Stored dataset items:
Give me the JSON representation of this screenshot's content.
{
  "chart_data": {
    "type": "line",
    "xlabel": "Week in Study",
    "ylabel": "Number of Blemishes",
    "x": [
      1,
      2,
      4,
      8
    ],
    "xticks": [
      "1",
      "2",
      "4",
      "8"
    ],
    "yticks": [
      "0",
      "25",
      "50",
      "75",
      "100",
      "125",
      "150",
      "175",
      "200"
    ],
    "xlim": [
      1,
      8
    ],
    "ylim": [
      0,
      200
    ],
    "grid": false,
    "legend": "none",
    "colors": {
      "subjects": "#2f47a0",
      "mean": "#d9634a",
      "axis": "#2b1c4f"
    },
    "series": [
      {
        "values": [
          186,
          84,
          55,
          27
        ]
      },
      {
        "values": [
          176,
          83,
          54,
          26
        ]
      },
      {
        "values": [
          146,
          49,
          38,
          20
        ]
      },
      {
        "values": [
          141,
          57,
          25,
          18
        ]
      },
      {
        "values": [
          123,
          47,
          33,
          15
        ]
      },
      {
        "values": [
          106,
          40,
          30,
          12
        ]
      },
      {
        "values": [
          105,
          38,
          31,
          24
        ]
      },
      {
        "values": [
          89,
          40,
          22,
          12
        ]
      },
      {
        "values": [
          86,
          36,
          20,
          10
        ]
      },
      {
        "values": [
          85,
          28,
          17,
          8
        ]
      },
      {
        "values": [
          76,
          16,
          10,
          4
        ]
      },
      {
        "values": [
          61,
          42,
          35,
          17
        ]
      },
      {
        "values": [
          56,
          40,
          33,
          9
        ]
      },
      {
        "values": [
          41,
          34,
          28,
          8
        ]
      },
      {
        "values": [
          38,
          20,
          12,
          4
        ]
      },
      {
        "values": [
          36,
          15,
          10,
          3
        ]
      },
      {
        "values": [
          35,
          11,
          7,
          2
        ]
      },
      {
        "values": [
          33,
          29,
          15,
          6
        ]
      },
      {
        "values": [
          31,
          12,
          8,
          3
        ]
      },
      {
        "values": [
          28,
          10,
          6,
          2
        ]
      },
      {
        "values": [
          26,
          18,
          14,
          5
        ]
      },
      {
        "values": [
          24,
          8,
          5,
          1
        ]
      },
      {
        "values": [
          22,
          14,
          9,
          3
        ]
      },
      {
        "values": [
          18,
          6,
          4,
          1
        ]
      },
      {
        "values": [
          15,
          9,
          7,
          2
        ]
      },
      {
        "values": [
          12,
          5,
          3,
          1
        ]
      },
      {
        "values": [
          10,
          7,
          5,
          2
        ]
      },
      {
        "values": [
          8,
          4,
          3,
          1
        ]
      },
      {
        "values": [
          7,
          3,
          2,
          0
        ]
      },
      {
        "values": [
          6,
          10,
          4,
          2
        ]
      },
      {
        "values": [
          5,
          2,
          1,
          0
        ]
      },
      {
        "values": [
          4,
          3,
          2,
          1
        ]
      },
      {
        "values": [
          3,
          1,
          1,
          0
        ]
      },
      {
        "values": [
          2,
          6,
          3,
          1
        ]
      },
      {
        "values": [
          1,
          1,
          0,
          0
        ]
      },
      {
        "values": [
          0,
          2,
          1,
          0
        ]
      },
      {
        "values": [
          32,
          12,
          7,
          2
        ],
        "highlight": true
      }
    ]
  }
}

TASK REQUIREMENTS: Reproduce every line of the material above exactly.

RESPONSE TO THIS EXERCISE:
Give me the JSON representation of this screenshot's content.
{
  "chart_data": {
    "type": "line",
    "xlabel": "Week in Study",
    "ylabel": "Number of Blemishes",
    "x": [
      1,
      2,
      4,
      8
    ],
    "xticks": [
      "1",
      "2",
      "4",
      "8"
    ],
    "yticks": [
      "0",
      "25",
      "50",
      "75",
      "100",
      "125",
      "150",
      "175",
      "200"
    ],
    "xlim": [
      1,
      8
    ],
    "ylim": [
      0,
      200
    ],
    "grid": false,
    "legend": "none",
    "colors": {
      "subjects": "#2f47a0",
      "mean": "#d9634a",
      "axis": "#2b1c4f"
    },
    "series": [
      {
        "values": [
          186,
          84,
          55,
          27
        ]
      },
      {
        "values": [
          176,
          83,
          54,
          26
        ]
      },
      {
        "values": [
          146,
          49,
          38,
          20
        ]
      },
      {
        "values": [
          141,
          57,
          25,
          18
        ]
      },
      {
        "values": [
          123,
          47,
          33,
          15
        ]
      },
      {
        "values": [
          106,
          40,
          30,
          12
        ]
      },
      {
        "values": [
          105,
          38,
          31,
          24
        ]
      },
      {
        "values": [
          89,
          40,
          22,
          12
        ]
      },
      {
        "values": [
          86,
          36,
          20,
          10
        ]
      },
      {
        "values": [
          85,
          28,
          17,
          8
        ]
      },
      {
        "values": [
          76,
          16,
          10,
          4
        ]
      },
      {
        "values": [
          61,
          42,
          35,
          17
        ]
      },
      {
        "values": [
          56,
          40,
          33,
          9
        ]
      },
      {
        "values": [
          41,
          34,
          28,
          8
        ]
      },
      {
        "values": [
          38,
          20,
          12,
          4
        ]
      },
      {
        "values": [
          36,
          15,
          10,
          3
        ]
      },
      {
        "values": [
          35,
          11,
          7,
          2
        ]
      },
      {
        "values": [
          33,
          29,
          15,
          6
        ]
      },
      {
        "values": [
          31,
          12,
          8,
          3
        ]
      },
      {
        "values": [
          28,
          10,
          6,
          2
        ]
      },
      {
        "values": [
          26,
          18,
          14,
          5
        ]
      },
      {
        "values": [
          24,
          8,
          5,
          1
        ]
      },
      {
        "values": [
          22,
          14,
          9,
          3
        ]
      },
      {
        "values": [
          18,
          6,
          4,
          1
        ]
      },
      {
        "values": [
          15,
          9,
          7,
          2
        ]
      },
      {
        "values": [
          12,
          5,
          3,
          1
        ]
      },
      {
        "values": [
          10,
          7,
          5,
          2
        ]
      },
      {
        "values": [
          8,
          4,
          3,
          1
        ]
      },
      {
        "values": [
          7,
          3,
          2,
          0
        ]
      },
      {
        "values": [
          6,
          10,
          4,
          2
        ]
      },
      {
        "values": [
          5,
          2,
          1,
          0
        ]
      },
      {
        "values": [
          4,
          3,
          2,
          1
        ]
      },
      {
        "values": [
          3,
          1,
          1,
          0
        ]
      },
      {
        "values": [
          2,
          6,
          3,
          1
        ]
      },
      {
        "values": [
          1,
          1,
          0,
          0
        ]
      },
      {
        "values": [
          0,
          2,
          1,
          0
        ]
      },
      {
        "values": [
          32,
          12,
          7,
          2
        ],
        "highlight": true
      }
    ]
  }
}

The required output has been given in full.